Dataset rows
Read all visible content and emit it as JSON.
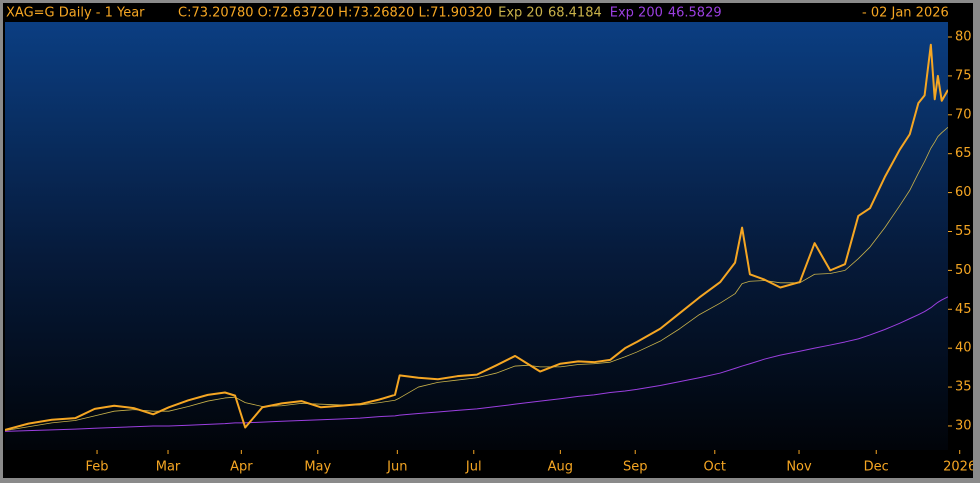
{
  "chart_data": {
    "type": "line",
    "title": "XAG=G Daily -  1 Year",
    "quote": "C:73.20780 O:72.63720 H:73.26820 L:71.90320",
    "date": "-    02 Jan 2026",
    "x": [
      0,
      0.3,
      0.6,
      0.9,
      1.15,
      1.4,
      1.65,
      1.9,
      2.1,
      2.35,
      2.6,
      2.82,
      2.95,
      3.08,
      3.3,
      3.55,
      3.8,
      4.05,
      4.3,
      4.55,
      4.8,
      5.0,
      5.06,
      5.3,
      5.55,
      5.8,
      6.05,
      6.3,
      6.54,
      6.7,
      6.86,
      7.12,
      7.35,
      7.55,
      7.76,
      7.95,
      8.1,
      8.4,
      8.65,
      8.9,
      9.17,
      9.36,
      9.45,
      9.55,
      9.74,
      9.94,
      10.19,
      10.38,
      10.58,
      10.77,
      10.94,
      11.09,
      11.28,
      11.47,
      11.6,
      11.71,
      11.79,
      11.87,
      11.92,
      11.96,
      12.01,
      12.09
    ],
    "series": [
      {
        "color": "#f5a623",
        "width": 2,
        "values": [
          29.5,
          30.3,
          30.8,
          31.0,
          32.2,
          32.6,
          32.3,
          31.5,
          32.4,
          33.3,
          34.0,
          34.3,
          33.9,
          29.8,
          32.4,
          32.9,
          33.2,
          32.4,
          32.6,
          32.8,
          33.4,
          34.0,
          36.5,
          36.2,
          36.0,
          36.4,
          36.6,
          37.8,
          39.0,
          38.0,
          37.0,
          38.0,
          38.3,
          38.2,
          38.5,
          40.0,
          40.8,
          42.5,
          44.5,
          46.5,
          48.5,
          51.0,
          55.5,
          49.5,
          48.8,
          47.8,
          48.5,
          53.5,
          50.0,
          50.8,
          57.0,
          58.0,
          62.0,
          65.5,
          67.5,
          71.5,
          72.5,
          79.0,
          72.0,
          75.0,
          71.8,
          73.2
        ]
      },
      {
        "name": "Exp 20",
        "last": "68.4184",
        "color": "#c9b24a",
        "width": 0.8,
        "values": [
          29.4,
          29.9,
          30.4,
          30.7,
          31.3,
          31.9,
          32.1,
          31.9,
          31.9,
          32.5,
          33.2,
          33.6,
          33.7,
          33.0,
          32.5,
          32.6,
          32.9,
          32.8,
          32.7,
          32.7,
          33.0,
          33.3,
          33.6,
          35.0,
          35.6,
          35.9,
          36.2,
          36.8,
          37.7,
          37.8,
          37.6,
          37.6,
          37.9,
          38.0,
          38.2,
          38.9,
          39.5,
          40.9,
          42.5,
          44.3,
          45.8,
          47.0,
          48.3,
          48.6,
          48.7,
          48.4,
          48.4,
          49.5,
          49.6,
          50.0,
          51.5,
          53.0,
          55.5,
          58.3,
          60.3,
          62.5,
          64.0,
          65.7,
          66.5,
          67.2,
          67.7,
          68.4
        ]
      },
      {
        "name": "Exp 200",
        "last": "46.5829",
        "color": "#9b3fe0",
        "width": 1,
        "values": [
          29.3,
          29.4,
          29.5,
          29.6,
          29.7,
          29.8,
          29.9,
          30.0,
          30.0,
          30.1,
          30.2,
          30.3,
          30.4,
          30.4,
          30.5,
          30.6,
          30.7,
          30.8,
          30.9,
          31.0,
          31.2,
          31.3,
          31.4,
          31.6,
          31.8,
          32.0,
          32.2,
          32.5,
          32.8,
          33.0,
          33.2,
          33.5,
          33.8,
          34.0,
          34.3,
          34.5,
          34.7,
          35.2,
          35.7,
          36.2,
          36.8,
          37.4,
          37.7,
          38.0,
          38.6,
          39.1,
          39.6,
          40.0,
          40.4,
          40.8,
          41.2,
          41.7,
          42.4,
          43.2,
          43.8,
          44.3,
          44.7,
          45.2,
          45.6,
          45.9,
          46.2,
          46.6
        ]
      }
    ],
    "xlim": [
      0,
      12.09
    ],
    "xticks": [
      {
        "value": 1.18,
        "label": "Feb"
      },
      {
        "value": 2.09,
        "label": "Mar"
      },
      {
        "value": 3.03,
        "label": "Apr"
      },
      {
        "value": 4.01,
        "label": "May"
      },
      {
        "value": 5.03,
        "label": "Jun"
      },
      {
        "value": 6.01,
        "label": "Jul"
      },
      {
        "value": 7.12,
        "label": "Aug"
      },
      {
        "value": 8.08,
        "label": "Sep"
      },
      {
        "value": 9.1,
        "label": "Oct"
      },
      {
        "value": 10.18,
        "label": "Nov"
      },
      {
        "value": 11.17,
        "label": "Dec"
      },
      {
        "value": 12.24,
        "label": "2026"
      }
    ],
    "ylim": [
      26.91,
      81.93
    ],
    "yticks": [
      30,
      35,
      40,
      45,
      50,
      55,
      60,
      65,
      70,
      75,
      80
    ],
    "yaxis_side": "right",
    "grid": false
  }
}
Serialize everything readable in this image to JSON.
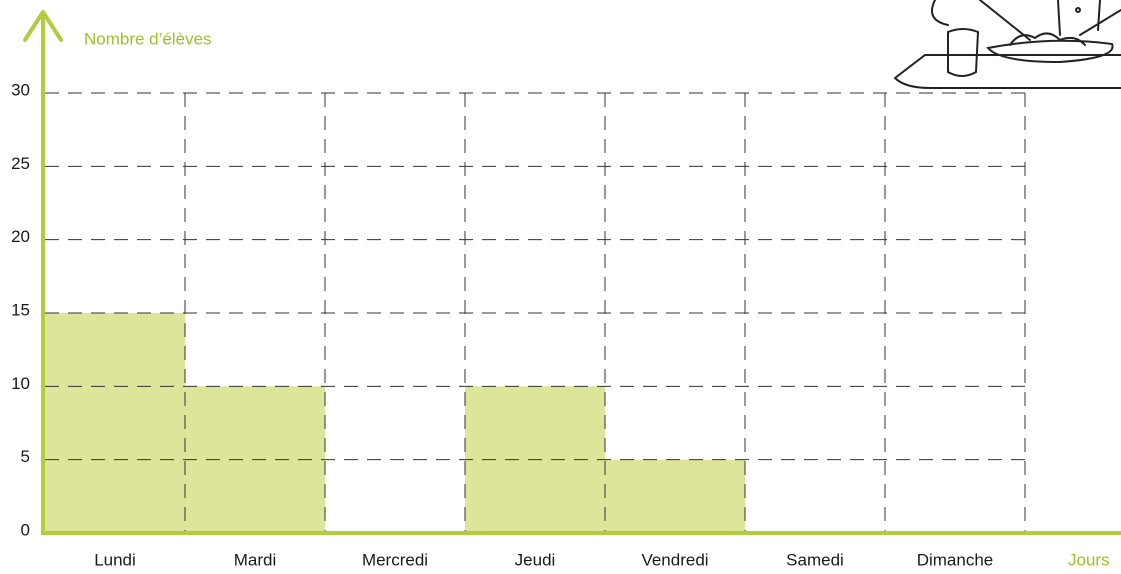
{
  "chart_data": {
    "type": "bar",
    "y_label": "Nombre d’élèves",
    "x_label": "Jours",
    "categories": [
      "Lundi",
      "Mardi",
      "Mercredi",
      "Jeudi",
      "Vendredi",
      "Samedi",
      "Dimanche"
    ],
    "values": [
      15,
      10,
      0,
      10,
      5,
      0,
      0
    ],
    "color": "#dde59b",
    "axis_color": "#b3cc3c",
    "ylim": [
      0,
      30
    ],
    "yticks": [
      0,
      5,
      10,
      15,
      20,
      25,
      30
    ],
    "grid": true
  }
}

Direction: Copy every entry exactly as written. Pictures are excluded.

Response to this task:
Read all visible content and emit it as JSON.
{
  "chart_data": {
    "type": "line",
    "title": "XAG=G Daily -  1 Year",
    "quote": "C:73.20780 O:72.63720 H:73.26820 L:71.90320",
    "date": "-    02 Jan 2026",
    "x": [
      0,
      0.3,
      0.6,
      0.9,
      1.15,
      1.4,
      1.65,
      1.9,
      2.1,
      2.35,
      2.6,
      2.82,
      2.95,
      3.08,
      3.3,
      3.55,
      3.8,
      4.05,
      4.3,
      4.55,
      4.8,
      5.0,
      5.06,
      5.3,
      5.55,
      5.8,
      6.05,
      6.3,
      6.54,
      6.7,
      6.86,
      7.12,
      7.35,
      7.55,
      7.76,
      7.95,
      8.1,
      8.4,
      8.65,
      8.9,
      9.17,
      9.36,
      9.45,
      9.55,
      9.74,
      9.94,
      10.19,
      10.38,
      10.58,
      10.77,
      10.94,
      11.09,
      11.28,
      11.47,
      11.6,
      11.71,
      11.79,
      11.87,
      11.92,
      11.96,
      12.01,
      12.09
    ],
    "series": [
      {
        "color": "#f5a623",
        "width": 2,
        "values": [
          29.5,
          30.3,
          30.8,
          31.0,
          32.2,
          32.6,
          32.3,
          31.5,
          32.4,
          33.3,
          34.0,
          34.3,
          33.9,
          29.8,
          32.4,
          32.9,
          33.2,
          32.4,
          32.6,
          32.8,
          33.4,
          34.0,
          36.5,
          36.2,
          36.0,
          36.4,
          36.6,
          37.8,
          39.0,
          38.0,
          37.0,
          38.0,
          38.3,
          38.2,
          38.5,
          40.0,
          40.8,
          42.5,
          44.5,
          46.5,
          48.5,
          51.0,
          55.5,
          49.5,
          48.8,
          47.8,
          48.5,
          53.5,
          50.0,
          50.8,
          57.0,
          58.0,
          62.0,
          65.5,
          67.5,
          71.5,
          72.5,
          79.0,
          72.0,
          75.0,
          71.8,
          73.2
        ]
      },
      {
        "name": "Exp 20",
        "last": "68.4184",
        "color": "#c9b24a",
        "width": 0.8,
        "values": [
          29.4,
          29.9,
          30.4,
          30.7,
          31.3,
          31.9,
          32.1,
          31.9,
          31.9,
          32.5,
          33.2,
          33.6,
          33.7,
          33.0,
          32.5,
          32.6,
          32.9,
          32.8,
          32.7,
          32.7,
          33.0,
          33.3,
          33.6,
          35.0,
          35.6,
          35.9,
          36.2,
          36.8,
          37.7,
          37.8,
          37.6,
          37.6,
          37.9,
          38.0,
          38.2,
          38.9,
          39.5,
          40.9,
          42.5,
          44.3,
          45.8,
          47.0,
          48.3,
          48.6,
          48.7,
          48.4,
          48.4,
          49.5,
          49.6,
          50.0,
          51.5,
          53.0,
          55.5,
          58.3,
          60.3,
          62.5,
          64.0,
          65.7,
          66.5,
          67.2,
          67.7,
          68.4
        ]
      },
      {
        "name": "Exp 200",
        "last": "46.5829",
        "color": "#9b3fe0",
        "width": 1,
        "values": [
          29.3,
          29.4,
          29.5,
          29.6,
          29.7,
          29.8,
          29.9,
          30.0,
          30.0,
          30.1,
          30.2,
          30.3,
          30.4,
          30.4,
          30.5,
          30.6,
          30.7,
          30.8,
          30.9,
          31.0,
          31.2,
          31.3,
          31.4,
          31.6,
          31.8,
          32.0,
          32.2,
          32.5,
          32.8,
          33.0,
          33.2,
          33.5,
          33.8,
          34.0,
          34.3,
          34.5,
          34.7,
          35.2,
          35.7,
          36.2,
          36.8,
          37.4,
          37.7,
          38.0,
          38.6,
          39.1,
          39.6,
          40.0,
          40.4,
          40.8,
          41.2,
          41.7,
          42.4,
          43.2,
          43.8,
          44.3,
          44.7,
          45.2,
          45.6,
          45.9,
          46.2,
          46.6
        ]
      }
    ],
    "xlim": [
      0,
      12.09
    ],
    "xticks": [
      {
        "value": 1.18,
        "label": "Feb"
      },
      {
        "value": 2.09,
        "label": "Mar"
      },
      {
        "value": 3.03,
        "label": "Apr"
      },
      {
        "value": 4.01,
        "label": "May"
      },
      {
        "value": 5.03,
        "label": "Jun"
      },
      {
        "value": 6.01,
        "label": "Jul"
      },
      {
        "value": 7.12,
        "label": "Aug"
      },
      {
        "value": 8.08,
        "label": "Sep"
      },
      {
        "value": 9.1,
        "label": "Oct"
      },
      {
        "value": 10.18,
        "label": "Nov"
      },
      {
        "value": 11.17,
        "label": "Dec"
      },
      {
        "value": 12.24,
        "label": "2026"
      }
    ],
    "ylim": [
      26.91,
      81.93
    ],
    "yticks": [
      30,
      35,
      40,
      45,
      50,
      55,
      60,
      65,
      70,
      75,
      80
    ],
    "yaxis_side": "right",
    "grid": false
  }
}
Serialize everything readable in this image to JSON.
{
  "chart_data": {
    "type": "bar",
    "y_label": "Nombre d’élèves",
    "x_label": "Jours",
    "categories": [
      "Lundi",
      "Mardi",
      "Mercredi",
      "Jeudi",
      "Vendredi",
      "Samedi",
      "Dimanche"
    ],
    "values": [
      15,
      10,
      0,
      10,
      5,
      0,
      0
    ],
    "color": "#dde59b",
    "axis_color": "#b3cc3c",
    "ylim": [
      0,
      30
    ],
    "yticks": [
      0,
      5,
      10,
      15,
      20,
      25,
      30
    ],
    "grid": true
  }
}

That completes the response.